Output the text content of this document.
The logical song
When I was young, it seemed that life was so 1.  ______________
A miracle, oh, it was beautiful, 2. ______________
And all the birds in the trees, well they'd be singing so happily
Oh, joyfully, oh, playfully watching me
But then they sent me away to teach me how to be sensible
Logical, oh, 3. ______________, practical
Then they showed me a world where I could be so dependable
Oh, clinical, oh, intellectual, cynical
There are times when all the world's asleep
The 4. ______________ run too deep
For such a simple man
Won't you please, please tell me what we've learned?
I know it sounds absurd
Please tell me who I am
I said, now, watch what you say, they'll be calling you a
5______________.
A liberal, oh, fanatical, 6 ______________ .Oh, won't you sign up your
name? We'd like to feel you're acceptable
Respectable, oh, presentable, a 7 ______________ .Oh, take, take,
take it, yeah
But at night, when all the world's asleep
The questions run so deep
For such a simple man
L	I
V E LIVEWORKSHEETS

......

▸ **Task**
Working from the listing above, pick out every line that has "what" and copy it.

▸ **Solution to the exercise**
Won't you please, please tell me what we've learned?
I said, now, watch what you say, they'll be calling you a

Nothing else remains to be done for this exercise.